* [Extracted records]:
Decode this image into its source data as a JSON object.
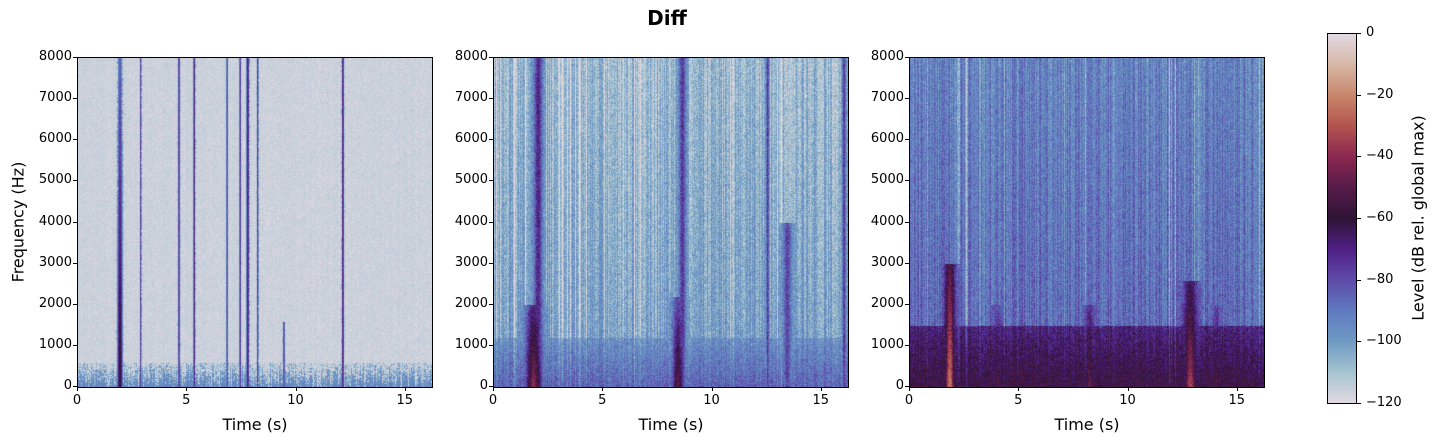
{
  "figure": {
    "title": "Diff"
  },
  "chart_data": {
    "type": "heatmap",
    "title": "Diff",
    "subtype": "spectrogram",
    "shared": {
      "xlabel": "Time (s)",
      "ylabel": "Frequency (Hz)",
      "xlim": [
        0,
        16.2
      ],
      "ylim": [
        0,
        8000
      ],
      "xticks": [
        0,
        5,
        10,
        15
      ],
      "xtick_labels": [
        "0",
        "5",
        "10",
        "15"
      ],
      "yticks": [
        0,
        1000,
        2000,
        3000,
        4000,
        5000,
        6000,
        7000,
        8000
      ],
      "ytick_labels": [
        "0",
        "1000",
        "2000",
        "3000",
        "4000",
        "5000",
        "6000",
        "7000",
        "8000"
      ]
    },
    "colorbar": {
      "label": "Level (dB rel. global max)",
      "range": [
        -120,
        0
      ],
      "ticks": [
        0,
        -20,
        -40,
        -60,
        -80,
        -100,
        -120
      ],
      "tick_labels": [
        "0",
        "−20",
        "−40",
        "−60",
        "−80",
        "−100",
        "−120"
      ],
      "colormap": "twilight-like",
      "stops": [
        {
          "v": -120,
          "color": "#e2d9e2"
        },
        {
          "v": -110,
          "color": "#a6c4d0"
        },
        {
          "v": -100,
          "color": "#6e9ac3"
        },
        {
          "v": -90,
          "color": "#5f7ac0"
        },
        {
          "v": -80,
          "color": "#5e4ba8"
        },
        {
          "v": -70,
          "color": "#4f1f85"
        },
        {
          "v": -60,
          "color": "#2f1436"
        },
        {
          "v": -50,
          "color": "#561b49"
        },
        {
          "v": -40,
          "color": "#8b2851"
        },
        {
          "v": -30,
          "color": "#b3534f"
        },
        {
          "v": -20,
          "color": "#c8866a"
        },
        {
          "v": -10,
          "color": "#d7b8a6"
        },
        {
          "v": 0,
          "color": "#e2d9e2"
        }
      ]
    },
    "panels": [
      {
        "id": "left",
        "description": "Mostly near -120 dB background with sparse narrow vertical dark-purple streaks; strong harmonic streak near 1.9 s reaching ~-50 dB below 3 kHz",
        "base_db": -117,
        "low_band_db": -95,
        "low_band_hz": 600,
        "events": [
          {
            "t": 1.9,
            "w": 0.18,
            "db": -55,
            "fmax": 8000,
            "lowboost": 0.4
          },
          {
            "t": 2.85,
            "w": 0.05,
            "db": -72,
            "fmax": 8000,
            "lowboost": 0
          },
          {
            "t": 4.6,
            "w": 0.08,
            "db": -75,
            "fmax": 8000,
            "lowboost": 0
          },
          {
            "t": 5.3,
            "w": 0.07,
            "db": -70,
            "fmax": 8000,
            "lowboost": 0
          },
          {
            "t": 6.8,
            "w": 0.05,
            "db": -70,
            "fmax": 8000,
            "lowboost": 0
          },
          {
            "t": 7.4,
            "w": 0.06,
            "db": -72,
            "fmax": 8000,
            "lowboost": 0
          },
          {
            "t": 7.75,
            "w": 0.1,
            "db": -68,
            "fmax": 8000,
            "lowboost": 0
          },
          {
            "t": 8.2,
            "w": 0.06,
            "db": -75,
            "fmax": 8000,
            "lowboost": 0
          },
          {
            "t": 9.4,
            "w": 0.08,
            "db": -78,
            "fmax": 1600,
            "lowboost": 0
          },
          {
            "t": 12.1,
            "w": 0.08,
            "db": -68,
            "fmax": 8000,
            "lowboost": 0
          }
        ]
      },
      {
        "id": "middle",
        "description": "Blue/light-blue textured background (~-100 dB) with dark purple columns; orange-red hot spots at ~1.9 s and ~8.5 s below 2 kHz",
        "base_db": -100,
        "low_band_db": -85,
        "low_band_hz": 1200,
        "events": [
          {
            "t": 1.8,
            "w": 0.5,
            "db": -40,
            "fmax": 2000,
            "lowboost": 1
          },
          {
            "t": 2.0,
            "w": 0.25,
            "db": -70,
            "fmax": 8000,
            "lowboost": 0
          },
          {
            "t": 8.4,
            "w": 0.35,
            "db": -50,
            "fmax": 2200,
            "lowboost": 1
          },
          {
            "t": 8.6,
            "w": 0.2,
            "db": -75,
            "fmax": 8000,
            "lowboost": 0
          },
          {
            "t": 12.5,
            "w": 0.08,
            "db": -75,
            "fmax": 8000,
            "lowboost": 0
          },
          {
            "t": 13.4,
            "w": 0.25,
            "db": -78,
            "fmax": 4000,
            "lowboost": 0
          },
          {
            "t": 16.0,
            "w": 0.1,
            "db": -75,
            "fmax": 8000,
            "lowboost": 0
          }
        ]
      },
      {
        "id": "right",
        "description": "Purple-dominant (~-80 dB) with dark columns; warm orange-red energy below ~1.5 kHz, strongest at ~1.8 s and ~12.8 s",
        "base_db": -85,
        "low_band_db": -58,
        "low_band_hz": 1500,
        "events": [
          {
            "t": 1.8,
            "w": 0.3,
            "db": -22,
            "fmax": 3000,
            "lowboost": 1
          },
          {
            "t": 4.0,
            "w": 0.2,
            "db": -50,
            "fmax": 2000,
            "lowboost": 1
          },
          {
            "t": 8.2,
            "w": 0.25,
            "db": -45,
            "fmax": 2000,
            "lowboost": 1
          },
          {
            "t": 12.8,
            "w": 0.4,
            "db": -35,
            "fmax": 2600,
            "lowboost": 1
          },
          {
            "t": 14.0,
            "w": 0.2,
            "db": -50,
            "fmax": 2000,
            "lowboost": 1
          }
        ]
      }
    ]
  }
}
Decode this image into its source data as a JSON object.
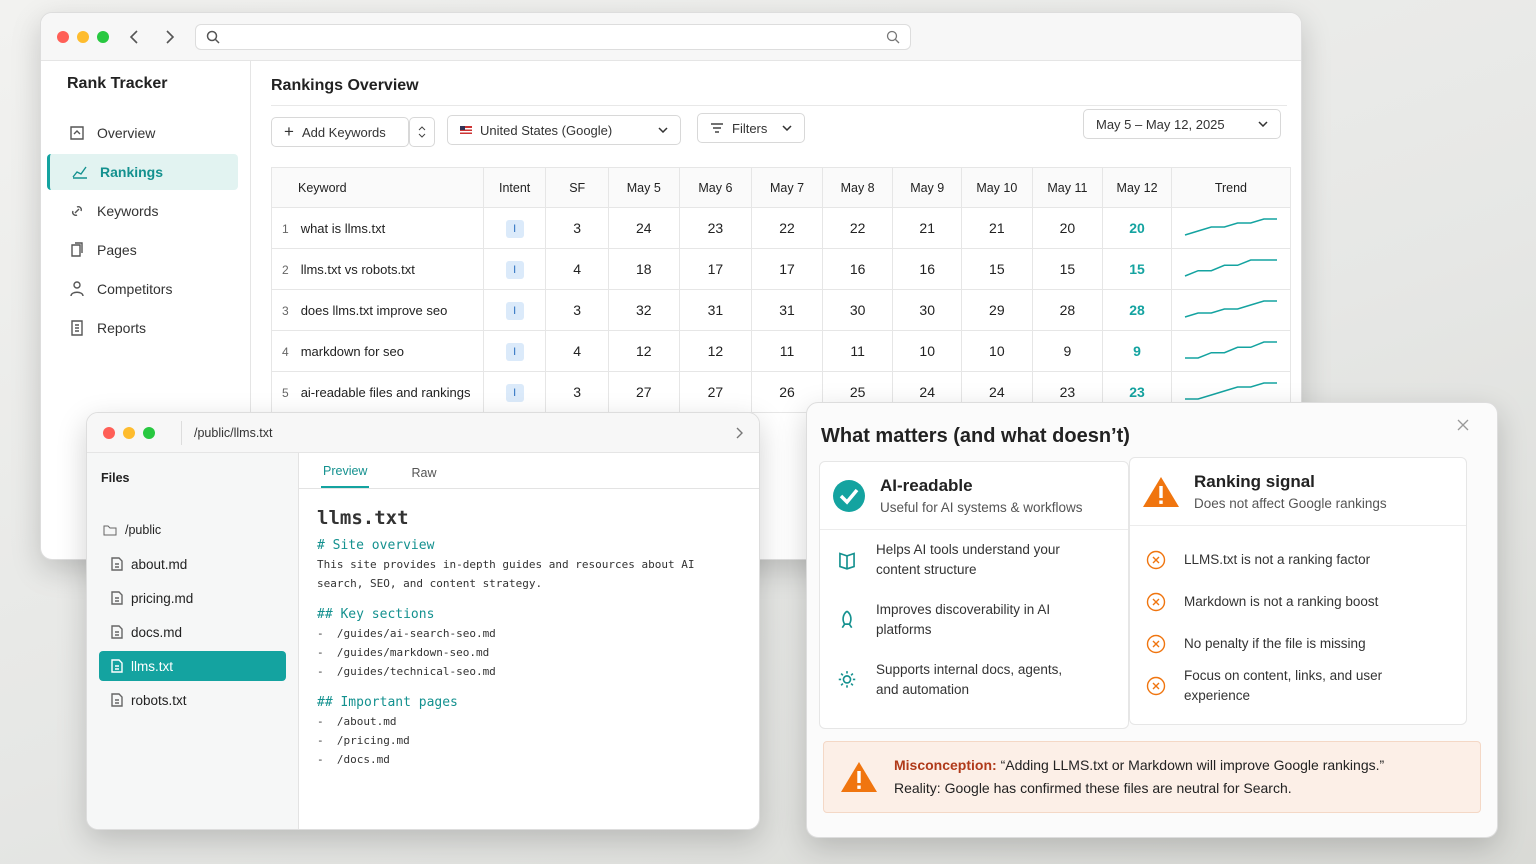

* [Directions]:
Where a line above contains the string "description", copy that line.

* [Worked solution]:
        "description": "Mostly near -120 dB background with sparse narrow vertical dark-purple streaks; strong harmonic streak near 1.9 s reaching ~-50 dB below 3 kHz",
        "description": "Blue/light-blue textured background (~-100 dB) with dark purple columns; orange-red hot spots at ~1.9 s and ~8.5 s below 2 kHz",
        "description": "Purple-dominant (~-80 dB) with dark columns; warm orange-red energy below ~1.5 kHz, strongest at ~1.8 s and ~12.8 s",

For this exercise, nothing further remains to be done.